>> BEGIN

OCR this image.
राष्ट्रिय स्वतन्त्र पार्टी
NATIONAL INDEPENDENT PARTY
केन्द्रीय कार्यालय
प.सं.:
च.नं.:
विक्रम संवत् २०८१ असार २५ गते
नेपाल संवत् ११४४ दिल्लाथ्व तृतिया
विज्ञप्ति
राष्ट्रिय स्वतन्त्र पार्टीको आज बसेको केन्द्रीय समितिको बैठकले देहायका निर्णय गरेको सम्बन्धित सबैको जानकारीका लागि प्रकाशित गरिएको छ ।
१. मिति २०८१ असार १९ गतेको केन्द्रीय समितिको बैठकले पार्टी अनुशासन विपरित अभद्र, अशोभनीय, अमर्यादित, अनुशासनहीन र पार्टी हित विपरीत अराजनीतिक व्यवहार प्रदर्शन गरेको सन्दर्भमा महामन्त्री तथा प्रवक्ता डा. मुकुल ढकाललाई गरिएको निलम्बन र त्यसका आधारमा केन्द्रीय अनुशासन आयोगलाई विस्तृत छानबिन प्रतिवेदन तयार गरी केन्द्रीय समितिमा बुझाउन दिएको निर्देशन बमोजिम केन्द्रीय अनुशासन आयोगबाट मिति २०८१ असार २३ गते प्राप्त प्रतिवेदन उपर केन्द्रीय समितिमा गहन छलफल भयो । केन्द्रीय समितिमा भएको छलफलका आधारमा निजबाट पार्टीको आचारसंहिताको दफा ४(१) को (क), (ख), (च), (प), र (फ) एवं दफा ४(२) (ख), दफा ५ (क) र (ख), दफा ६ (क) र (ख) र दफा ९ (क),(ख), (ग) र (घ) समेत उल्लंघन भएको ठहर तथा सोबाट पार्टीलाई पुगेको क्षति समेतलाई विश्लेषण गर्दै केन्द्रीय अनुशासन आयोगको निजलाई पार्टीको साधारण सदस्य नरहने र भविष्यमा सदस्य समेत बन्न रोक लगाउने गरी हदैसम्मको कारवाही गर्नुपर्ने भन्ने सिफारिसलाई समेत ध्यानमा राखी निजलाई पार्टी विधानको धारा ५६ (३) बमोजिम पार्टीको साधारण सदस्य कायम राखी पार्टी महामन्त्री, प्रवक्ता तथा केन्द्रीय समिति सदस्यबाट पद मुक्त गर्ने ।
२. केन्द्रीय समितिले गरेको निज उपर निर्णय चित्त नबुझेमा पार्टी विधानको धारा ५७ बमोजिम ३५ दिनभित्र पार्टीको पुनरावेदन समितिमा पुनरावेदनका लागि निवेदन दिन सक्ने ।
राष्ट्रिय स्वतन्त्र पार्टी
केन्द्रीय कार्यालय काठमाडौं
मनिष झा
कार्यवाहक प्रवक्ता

>> END
>> BEGIN

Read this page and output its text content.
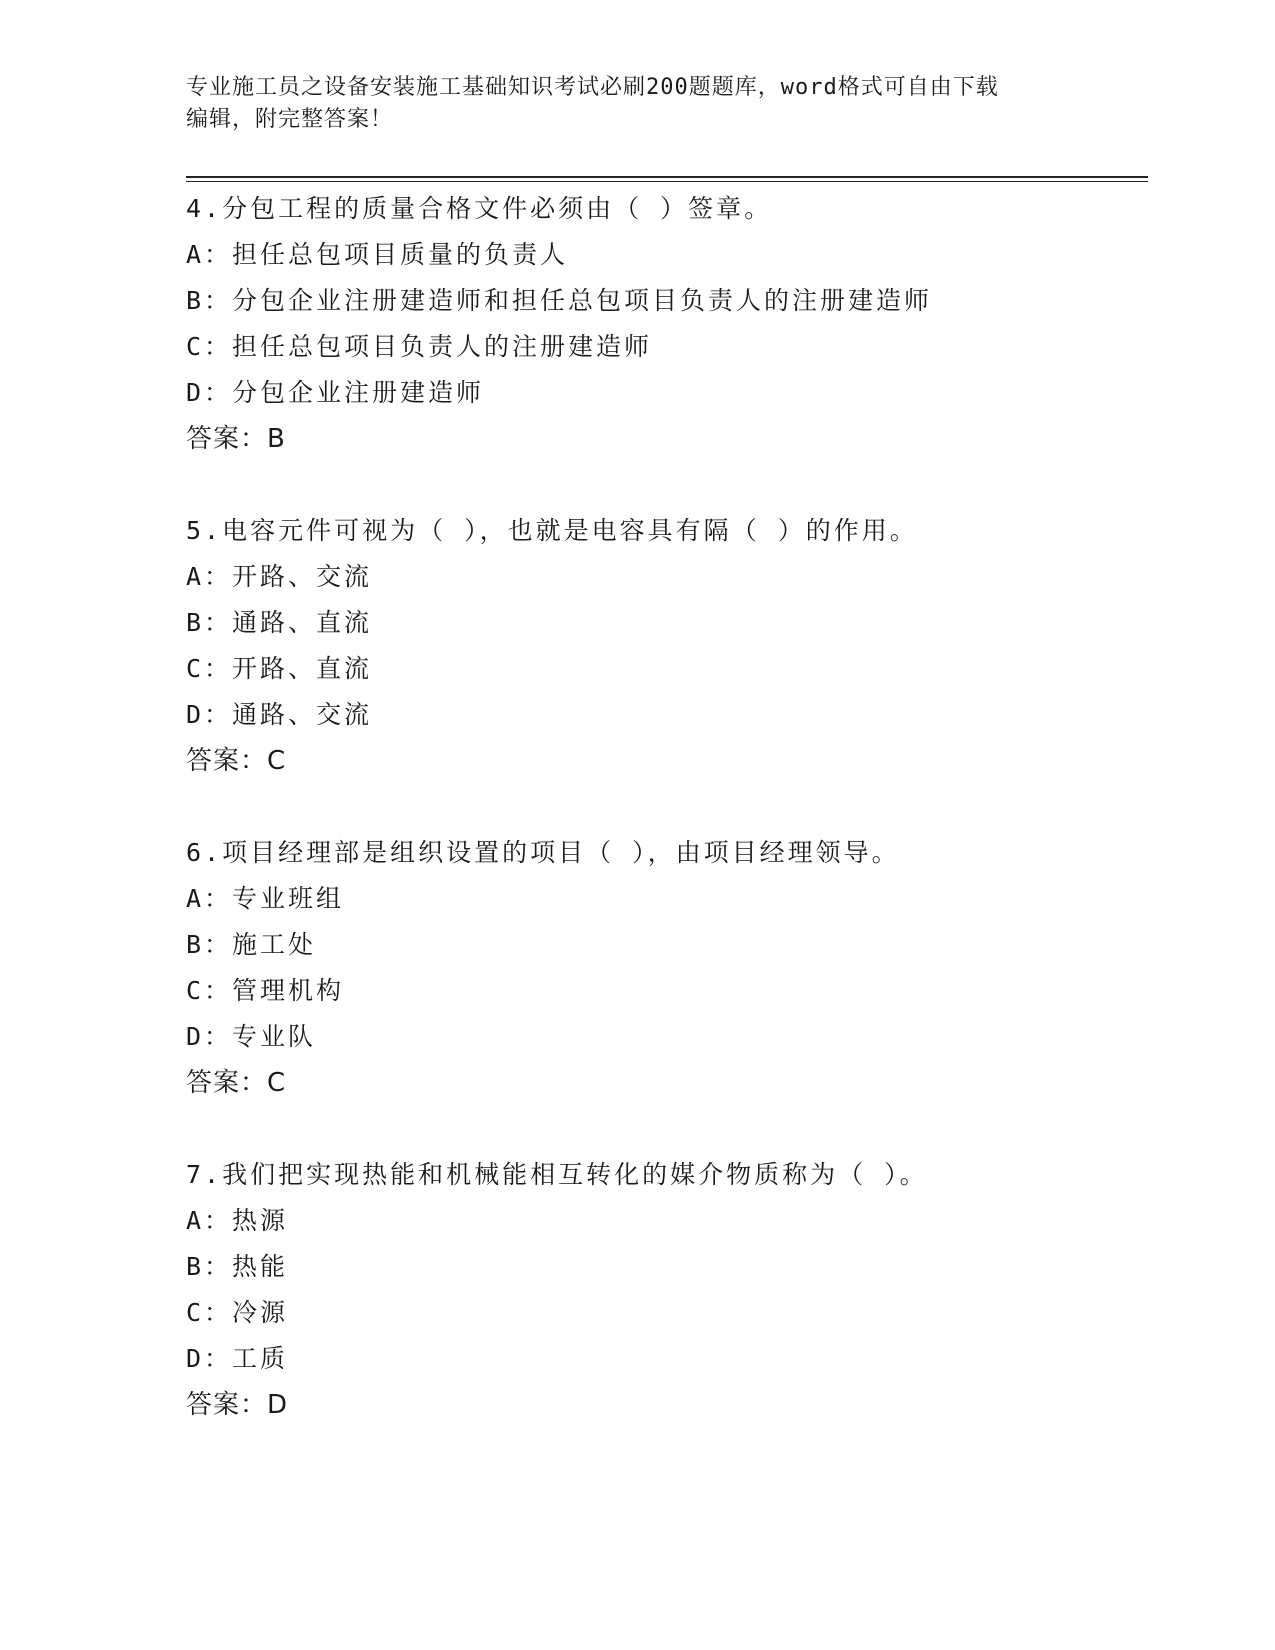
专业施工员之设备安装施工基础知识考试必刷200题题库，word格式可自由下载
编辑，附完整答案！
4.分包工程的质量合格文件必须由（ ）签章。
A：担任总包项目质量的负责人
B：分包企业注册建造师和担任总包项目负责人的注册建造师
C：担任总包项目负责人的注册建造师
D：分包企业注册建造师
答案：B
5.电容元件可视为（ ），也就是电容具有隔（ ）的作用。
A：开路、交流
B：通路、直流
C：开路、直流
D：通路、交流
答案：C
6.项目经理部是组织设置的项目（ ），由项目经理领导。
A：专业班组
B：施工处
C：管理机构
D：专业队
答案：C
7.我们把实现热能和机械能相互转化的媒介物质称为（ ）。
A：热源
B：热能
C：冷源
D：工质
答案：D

>> END

■ REQUEST:
Identify each line containing the string "this" and copy it out.

■ COMPLETE ANSWER:
OCR this image.
Read this page and output its text content.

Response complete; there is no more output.